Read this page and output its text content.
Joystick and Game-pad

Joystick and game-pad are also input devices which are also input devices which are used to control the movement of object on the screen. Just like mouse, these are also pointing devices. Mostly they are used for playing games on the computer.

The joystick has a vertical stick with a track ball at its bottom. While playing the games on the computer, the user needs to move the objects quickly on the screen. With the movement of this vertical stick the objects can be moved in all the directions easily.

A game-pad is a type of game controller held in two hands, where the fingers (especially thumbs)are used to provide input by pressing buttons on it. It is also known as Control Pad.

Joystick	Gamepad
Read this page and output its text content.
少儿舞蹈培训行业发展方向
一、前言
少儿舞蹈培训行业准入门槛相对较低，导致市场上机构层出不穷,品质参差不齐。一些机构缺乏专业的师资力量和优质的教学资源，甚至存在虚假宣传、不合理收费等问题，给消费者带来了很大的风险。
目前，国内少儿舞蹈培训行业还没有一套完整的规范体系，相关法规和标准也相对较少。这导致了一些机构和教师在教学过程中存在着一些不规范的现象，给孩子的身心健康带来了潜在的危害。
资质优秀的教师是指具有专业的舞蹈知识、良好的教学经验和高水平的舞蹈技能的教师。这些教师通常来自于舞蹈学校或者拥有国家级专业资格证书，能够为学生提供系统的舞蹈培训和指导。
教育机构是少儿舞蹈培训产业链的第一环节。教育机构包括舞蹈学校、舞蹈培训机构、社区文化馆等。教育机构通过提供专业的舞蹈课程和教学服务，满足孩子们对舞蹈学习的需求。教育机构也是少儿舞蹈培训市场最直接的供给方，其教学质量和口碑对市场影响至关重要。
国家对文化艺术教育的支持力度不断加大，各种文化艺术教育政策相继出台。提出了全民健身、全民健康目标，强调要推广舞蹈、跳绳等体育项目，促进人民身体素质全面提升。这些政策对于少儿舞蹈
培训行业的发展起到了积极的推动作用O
====
Could you reproduce every record above exactly as it appears?

Read this page and output its text content.
Joystick and Game-pad

Joystick and game-pad are also input devices which are also input devices which are used to control the movement of object on the screen. Just like mouse, these are also pointing devices. Mostly they are used for playing games on the computer.

The joystick has a vertical stick with a track ball at its bottom. While playing the games on the computer, the user needs to move the objects quickly on the screen. With the movement of this vertical stick the objects can be moved in all the directions easily.

A game-pad is a type of game controller held in two hands, where the fingers (especially thumbs)are used to provide input by pressing buttons on it. It is also known as Control Pad.

Joystick	Gamepad
Read this page and output its text content.
少儿舞蹈培训行业发展方向
一、前言
少儿舞蹈培训行业准入门槛相对较低，导致市场上机构层出不穷,品质参差不齐。一些机构缺乏专业的师资力量和优质的教学资源，甚至存在虚假宣传、不合理收费等问题，给消费者带来了很大的风险。
目前，国内少儿舞蹈培训行业还没有一套完整的规范体系，相关法规和标准也相对较少。这导致了一些机构和教师在教学过程中存在着一些不规范的现象，给孩子的身心健康带来了潜在的危害。
资质优秀的教师是指具有专业的舞蹈知识、良好的教学经验和高水平的舞蹈技能的教师。这些教师通常来自于舞蹈学校或者拥有国家级专业资格证书，能够为学生提供系统的舞蹈培训和指导。
教育机构是少儿舞蹈培训产业链的第一环节。教育机构包括舞蹈学校、舞蹈培训机构、社区文化馆等。教育机构通过提供专业的舞蹈课程和教学服务，满足孩子们对舞蹈学习的需求。教育机构也是少儿舞蹈培训市场最直接的供给方，其教学质量和口碑对市场影响至关重要。
国家对文化艺术教育的支持力度不断加大，各种文化艺术教育政策相继出台。提出了全民健身、全民健康目标，强调要推广舞蹈、跳绳等体育项目，促进人民身体素质全面提升。这些政策对于少儿舞蹈
培训行业的发展起到了积极的推动作用O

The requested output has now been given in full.